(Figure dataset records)
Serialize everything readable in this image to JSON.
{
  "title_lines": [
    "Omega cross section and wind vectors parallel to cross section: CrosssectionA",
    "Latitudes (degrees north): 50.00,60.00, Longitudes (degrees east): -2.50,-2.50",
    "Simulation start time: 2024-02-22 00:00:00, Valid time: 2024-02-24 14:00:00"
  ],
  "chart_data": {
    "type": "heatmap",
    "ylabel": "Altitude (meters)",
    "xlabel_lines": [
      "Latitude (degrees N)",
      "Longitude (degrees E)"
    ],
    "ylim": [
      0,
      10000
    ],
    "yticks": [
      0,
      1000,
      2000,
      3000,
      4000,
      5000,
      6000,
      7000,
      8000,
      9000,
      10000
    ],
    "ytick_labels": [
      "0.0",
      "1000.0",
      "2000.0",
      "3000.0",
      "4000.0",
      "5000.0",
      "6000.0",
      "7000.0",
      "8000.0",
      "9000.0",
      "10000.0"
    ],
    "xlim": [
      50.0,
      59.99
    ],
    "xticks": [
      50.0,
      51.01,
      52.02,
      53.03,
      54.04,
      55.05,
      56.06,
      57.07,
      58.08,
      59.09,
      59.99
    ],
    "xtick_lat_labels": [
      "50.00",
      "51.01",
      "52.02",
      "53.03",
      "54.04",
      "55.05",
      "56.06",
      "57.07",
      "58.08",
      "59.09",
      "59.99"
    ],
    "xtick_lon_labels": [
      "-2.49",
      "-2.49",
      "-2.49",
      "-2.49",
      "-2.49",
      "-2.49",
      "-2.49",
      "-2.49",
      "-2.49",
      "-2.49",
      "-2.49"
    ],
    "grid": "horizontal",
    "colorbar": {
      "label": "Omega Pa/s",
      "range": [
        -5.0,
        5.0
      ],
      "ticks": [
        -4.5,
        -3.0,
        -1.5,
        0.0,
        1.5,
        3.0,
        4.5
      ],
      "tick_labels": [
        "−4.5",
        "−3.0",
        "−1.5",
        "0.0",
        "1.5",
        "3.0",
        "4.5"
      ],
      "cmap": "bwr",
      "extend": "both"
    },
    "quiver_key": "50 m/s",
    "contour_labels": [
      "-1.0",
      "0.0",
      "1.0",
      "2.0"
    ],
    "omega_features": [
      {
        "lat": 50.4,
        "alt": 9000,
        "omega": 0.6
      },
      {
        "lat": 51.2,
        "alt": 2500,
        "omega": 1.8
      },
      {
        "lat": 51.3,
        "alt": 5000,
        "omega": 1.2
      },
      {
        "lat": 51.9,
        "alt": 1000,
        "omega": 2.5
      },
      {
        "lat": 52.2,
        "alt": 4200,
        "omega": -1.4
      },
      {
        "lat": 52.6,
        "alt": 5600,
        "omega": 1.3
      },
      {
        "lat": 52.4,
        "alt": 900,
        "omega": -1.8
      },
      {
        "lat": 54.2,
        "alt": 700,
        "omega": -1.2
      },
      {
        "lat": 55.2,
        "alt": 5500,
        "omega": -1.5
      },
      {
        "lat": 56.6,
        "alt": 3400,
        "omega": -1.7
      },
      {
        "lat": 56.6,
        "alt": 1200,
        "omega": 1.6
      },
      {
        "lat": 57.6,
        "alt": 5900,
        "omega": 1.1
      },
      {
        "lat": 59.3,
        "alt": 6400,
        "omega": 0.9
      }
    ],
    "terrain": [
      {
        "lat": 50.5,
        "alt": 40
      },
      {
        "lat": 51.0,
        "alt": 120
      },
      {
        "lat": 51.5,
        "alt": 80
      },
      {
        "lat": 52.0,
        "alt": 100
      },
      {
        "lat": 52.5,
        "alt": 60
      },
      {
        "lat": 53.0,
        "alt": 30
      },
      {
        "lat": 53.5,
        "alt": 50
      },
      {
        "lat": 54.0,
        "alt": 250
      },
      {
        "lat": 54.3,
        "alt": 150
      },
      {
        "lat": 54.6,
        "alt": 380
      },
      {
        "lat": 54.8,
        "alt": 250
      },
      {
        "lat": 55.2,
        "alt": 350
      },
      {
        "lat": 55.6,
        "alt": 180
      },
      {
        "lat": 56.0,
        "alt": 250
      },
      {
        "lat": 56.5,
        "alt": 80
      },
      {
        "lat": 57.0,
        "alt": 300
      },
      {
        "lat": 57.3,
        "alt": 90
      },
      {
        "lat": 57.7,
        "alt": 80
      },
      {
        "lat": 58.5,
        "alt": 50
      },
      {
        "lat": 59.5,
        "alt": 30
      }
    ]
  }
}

PROBLEM DESCRIPTION.
List every line from the entries above in which "degrees" appears.

RIGHT ANSWER.
    "Latitudes (degrees north): 50.00,60.00, Longitudes (degrees east): -2.50,-2.50",
      "Latitude (degrees N)",
      "Longitude (degrees E)"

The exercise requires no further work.